▸ **OBJECTIVE**:
Look below and pull out each line with the word "complet".

Data records:
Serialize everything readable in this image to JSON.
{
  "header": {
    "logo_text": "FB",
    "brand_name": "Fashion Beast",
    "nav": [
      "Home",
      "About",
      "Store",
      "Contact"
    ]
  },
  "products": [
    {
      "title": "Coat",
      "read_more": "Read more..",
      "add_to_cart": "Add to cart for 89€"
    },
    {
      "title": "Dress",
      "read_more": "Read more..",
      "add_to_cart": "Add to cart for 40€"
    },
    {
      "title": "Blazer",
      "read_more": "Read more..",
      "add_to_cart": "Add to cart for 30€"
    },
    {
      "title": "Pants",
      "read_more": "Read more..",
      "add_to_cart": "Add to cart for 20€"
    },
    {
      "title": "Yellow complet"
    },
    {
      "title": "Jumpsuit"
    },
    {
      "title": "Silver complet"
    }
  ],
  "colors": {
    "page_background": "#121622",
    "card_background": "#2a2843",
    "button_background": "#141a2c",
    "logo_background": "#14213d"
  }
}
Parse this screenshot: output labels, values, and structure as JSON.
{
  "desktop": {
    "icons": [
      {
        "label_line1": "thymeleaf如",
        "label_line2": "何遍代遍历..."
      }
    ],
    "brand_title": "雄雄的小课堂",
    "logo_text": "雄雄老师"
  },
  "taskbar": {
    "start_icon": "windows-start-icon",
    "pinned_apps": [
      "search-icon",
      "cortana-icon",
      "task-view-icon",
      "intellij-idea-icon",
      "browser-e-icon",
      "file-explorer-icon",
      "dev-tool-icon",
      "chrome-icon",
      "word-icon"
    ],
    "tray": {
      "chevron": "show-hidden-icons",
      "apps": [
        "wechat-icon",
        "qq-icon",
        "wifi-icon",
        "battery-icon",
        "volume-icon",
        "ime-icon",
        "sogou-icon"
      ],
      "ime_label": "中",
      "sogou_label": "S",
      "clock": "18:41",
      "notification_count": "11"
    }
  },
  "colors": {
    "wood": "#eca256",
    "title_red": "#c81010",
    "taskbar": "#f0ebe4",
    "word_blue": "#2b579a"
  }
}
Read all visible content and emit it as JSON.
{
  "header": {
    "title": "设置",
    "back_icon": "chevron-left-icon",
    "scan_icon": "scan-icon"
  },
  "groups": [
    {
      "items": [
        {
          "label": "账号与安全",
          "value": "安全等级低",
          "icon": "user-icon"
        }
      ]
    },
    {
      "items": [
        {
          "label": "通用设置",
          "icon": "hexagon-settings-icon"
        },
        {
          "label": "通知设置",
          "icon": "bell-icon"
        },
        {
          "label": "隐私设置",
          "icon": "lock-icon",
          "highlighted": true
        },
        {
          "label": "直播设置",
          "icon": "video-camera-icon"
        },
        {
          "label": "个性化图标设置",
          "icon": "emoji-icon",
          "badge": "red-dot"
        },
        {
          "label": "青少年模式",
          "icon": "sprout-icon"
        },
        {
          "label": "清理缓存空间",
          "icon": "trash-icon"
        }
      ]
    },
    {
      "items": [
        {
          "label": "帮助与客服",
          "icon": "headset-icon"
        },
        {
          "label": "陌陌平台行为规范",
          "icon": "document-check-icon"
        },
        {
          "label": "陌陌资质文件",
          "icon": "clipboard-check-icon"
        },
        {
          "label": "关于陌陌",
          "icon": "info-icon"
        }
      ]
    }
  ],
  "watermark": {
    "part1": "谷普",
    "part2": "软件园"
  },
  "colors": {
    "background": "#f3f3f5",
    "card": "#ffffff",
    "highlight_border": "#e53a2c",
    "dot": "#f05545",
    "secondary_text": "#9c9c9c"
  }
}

▸ **EXPECTED ANSWER**:
      "title": "Yellow complet"
      "title": "Silver complet"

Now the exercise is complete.